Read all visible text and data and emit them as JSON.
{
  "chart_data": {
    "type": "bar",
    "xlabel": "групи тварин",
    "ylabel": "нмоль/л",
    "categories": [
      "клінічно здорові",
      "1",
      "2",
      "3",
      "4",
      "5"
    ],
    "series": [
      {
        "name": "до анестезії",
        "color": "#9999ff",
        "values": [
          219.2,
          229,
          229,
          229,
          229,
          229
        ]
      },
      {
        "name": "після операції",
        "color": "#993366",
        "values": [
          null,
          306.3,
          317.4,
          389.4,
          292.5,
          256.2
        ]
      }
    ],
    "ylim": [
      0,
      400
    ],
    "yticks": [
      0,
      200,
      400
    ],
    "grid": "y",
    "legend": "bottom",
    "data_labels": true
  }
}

———

Output all of the data again, exactly.

Read all visible text and data and emit them as JSON.
{
  "chart_data": {
    "type": "bar",
    "xlabel": "групи тварин",
    "ylabel": "нмоль/л",
    "categories": [
      "клінічно здорові",
      "1",
      "2",
      "3",
      "4",
      "5"
    ],
    "series": [
      {
        "name": "до анестезії",
        "color": "#9999ff",
        "values": [
          219.2,
          229,
          229,
          229,
          229,
          229
        ]
      },
      {
        "name": "після операції",
        "color": "#993366",
        "values": [
          null,
          306.3,
          317.4,
          389.4,
          292.5,
          256.2
        ]
      }
    ],
    "ylim": [
      0,
      400
    ],
    "yticks": [
      0,
      200,
      400
    ],
    "grid": "y",
    "legend": "bottom",
    "data_labels": true
  }
}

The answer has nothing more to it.